Teks Dokumen
+++
Oleh Dian Marta
Wijayanti SPd
Guru Homeschooling
ANSA School Semarang, Mahasiswa Pascasarjana Unnes
Saya tertarik membaca tulisan berjudul “Mengembalikan
Khitah Guru” yang ditulis Fauzul Andim di rubrik ini (SM, 12/10/2013). Tulisan
tersebut memberikan pencerahan bahwa guru harus menjadi teladan bagi siswa
maupun masyarakat. Namun, apakah guru cukup menjadi teladan? Menurut penulis
tidak. Mengapa? Karena guru harus sejati dan revolusioner. Artinya, yang perlu
disoroti di sini juga spirit guru dalam menjalankan tugas pendidikannya.
Secara
implisit, kita bisa menyimpulkan bahwa ada “guru sejati” dan “guru abal-abal”.
Guru sejati adalah mereka yang mengajar dengan penuh keikhlasan dan semangat
revolusioner mendidik bangsa ini. Sedangkan guru abal-abal adalah mereka yang
hanya berorientasi pada “recehan” belaka, mengajar tanpa mendidik, serta hanya
memenuhi presensi tanpa menjadi motivator sejati bangi siswa di sekolah.
Era global
seperti ini memang menuntut guru untuk menjadi pragmatis. Artinya, guru butuh
kesejahteraan dan kemakmuran. Dan hal itu salah satunya didapat dari gaji atau
honor yang diperolah dari lembaga pendidikan. Di sisi lain, munculnya kebijakan
sertifikasi menjadikan guru semakin salah niat dalam mengajar. Padahal,
seharusnya kebijakan itu menjadikan semangat untuk mencerdaskan bangsa, bukan
justru mengejar recehannya saja. Karena itu, hal ini harus segera diluruskan.
+++
Catatan dari sumber data:
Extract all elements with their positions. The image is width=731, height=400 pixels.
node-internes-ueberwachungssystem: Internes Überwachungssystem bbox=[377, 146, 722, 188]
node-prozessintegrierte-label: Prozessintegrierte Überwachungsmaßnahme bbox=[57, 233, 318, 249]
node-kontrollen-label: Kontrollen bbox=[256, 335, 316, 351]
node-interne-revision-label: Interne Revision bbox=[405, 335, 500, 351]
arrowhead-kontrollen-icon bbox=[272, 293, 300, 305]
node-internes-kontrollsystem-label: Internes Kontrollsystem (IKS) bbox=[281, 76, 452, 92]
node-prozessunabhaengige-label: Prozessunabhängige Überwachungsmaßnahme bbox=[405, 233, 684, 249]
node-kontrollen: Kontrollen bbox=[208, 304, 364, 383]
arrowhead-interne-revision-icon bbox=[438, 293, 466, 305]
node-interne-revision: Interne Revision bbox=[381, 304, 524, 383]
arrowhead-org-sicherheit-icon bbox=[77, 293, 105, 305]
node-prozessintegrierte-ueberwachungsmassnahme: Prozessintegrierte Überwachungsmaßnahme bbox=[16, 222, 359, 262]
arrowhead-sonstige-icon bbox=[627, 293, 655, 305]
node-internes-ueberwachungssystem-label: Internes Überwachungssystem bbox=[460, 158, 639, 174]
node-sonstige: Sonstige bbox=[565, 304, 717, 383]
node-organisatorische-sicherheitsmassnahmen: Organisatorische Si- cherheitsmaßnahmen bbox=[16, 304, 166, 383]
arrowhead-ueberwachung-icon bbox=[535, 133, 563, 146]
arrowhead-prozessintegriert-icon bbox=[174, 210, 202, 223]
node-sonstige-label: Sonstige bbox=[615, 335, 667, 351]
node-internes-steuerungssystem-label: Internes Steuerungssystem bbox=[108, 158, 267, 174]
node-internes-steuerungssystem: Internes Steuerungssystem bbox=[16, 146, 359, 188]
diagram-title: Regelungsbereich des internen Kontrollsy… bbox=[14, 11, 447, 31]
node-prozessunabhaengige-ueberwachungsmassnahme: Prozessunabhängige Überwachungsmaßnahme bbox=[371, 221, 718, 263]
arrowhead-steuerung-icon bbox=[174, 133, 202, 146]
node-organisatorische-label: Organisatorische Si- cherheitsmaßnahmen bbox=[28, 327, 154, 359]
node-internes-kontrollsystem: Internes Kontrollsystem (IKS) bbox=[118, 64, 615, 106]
+++
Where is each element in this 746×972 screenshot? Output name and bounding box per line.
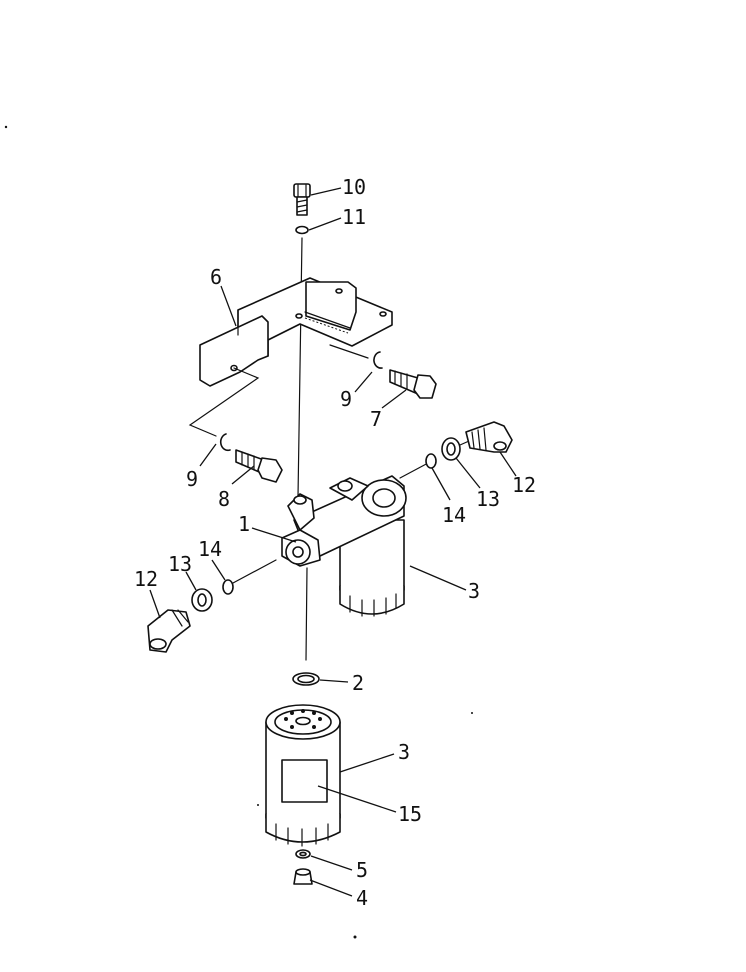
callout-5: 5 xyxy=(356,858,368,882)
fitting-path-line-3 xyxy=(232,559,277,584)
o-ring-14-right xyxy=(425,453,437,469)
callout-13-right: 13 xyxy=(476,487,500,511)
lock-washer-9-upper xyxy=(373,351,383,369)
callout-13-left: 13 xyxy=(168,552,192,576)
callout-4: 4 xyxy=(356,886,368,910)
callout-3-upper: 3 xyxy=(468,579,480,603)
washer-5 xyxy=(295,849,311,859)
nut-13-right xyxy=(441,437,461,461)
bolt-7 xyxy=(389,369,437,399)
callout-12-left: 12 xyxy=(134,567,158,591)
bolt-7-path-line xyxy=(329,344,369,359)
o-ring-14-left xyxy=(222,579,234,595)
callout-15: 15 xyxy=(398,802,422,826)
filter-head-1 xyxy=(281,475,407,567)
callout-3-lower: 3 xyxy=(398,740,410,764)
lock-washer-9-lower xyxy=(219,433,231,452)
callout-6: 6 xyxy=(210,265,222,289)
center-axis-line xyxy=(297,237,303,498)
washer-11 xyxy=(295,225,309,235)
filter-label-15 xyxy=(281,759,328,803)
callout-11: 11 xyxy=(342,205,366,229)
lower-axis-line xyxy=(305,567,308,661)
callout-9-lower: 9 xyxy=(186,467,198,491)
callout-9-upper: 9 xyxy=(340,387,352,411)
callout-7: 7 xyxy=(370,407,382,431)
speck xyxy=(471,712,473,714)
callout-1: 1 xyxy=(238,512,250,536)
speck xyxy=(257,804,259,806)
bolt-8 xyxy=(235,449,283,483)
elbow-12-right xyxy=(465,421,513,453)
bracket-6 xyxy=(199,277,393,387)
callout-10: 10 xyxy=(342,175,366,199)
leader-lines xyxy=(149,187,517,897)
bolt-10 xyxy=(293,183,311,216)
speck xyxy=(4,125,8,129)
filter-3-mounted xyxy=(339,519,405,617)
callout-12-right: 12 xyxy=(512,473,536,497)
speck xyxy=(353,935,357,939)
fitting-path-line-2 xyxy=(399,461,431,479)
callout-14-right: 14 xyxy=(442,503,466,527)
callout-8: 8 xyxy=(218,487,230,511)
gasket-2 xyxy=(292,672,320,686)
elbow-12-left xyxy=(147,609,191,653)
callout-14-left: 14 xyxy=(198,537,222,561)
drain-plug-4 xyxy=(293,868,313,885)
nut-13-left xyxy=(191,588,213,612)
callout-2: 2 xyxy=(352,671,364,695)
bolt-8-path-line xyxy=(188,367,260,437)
+++
Tugas Tertulis
1/ Salin bagian teks tentang guru sejati, dimulai dari "Guru sejati adalah" dan berakhir pada "harus segera diluruskan.", tanpa mengubah apa pun.
2/ Berdasarkan teks tentang guru sejati, mengapa penulis berpendapat bahwa guru tidak cukup hanya menjadi teladan? Jelaskan dalam satu sampai tiga kalimat.

Kunci Jawaban
1/
Guru sejati adalah mereka yang mengajar dengan penuh keikhlasan dan semangat
revolusioner mendidik bangsa ini. Sedangkan guru abal-abal adalah mereka yang
hanya berorientasi pada “recehan” belaka, mengajar tanpa mendidik, serta hanya
memenuhi presensi tanpa menjadi motivator sejati bangi siswa di sekolah.
Era global
seperti ini memang menuntut guru untuk menjadi pragmatis. Artinya, guru butuh
kesejahteraan dan kemakmuran. Dan hal itu salah satunya didapat dari gaji atau
honor yang diperolah dari lembaga pendidikan. Di sisi lain, munculnya kebijakan
sertifikasi menjadikan guru semakin salah niat dalam mengajar. Padahal,
seharusnya kebijakan itu menjadikan semangat untuk mencerdaskan bangsa, bukan
justru mengejar recehannya saja. Karena itu, hal ini harus segera diluruskan.

2/ Menurut penulis, menjadi teladan saja tidak cukup karena guru harus sejati dan revolusioner. Artinya, yang juga perlu disoroti adalah spirit guru dalam menjalankan tugas pendidikannya.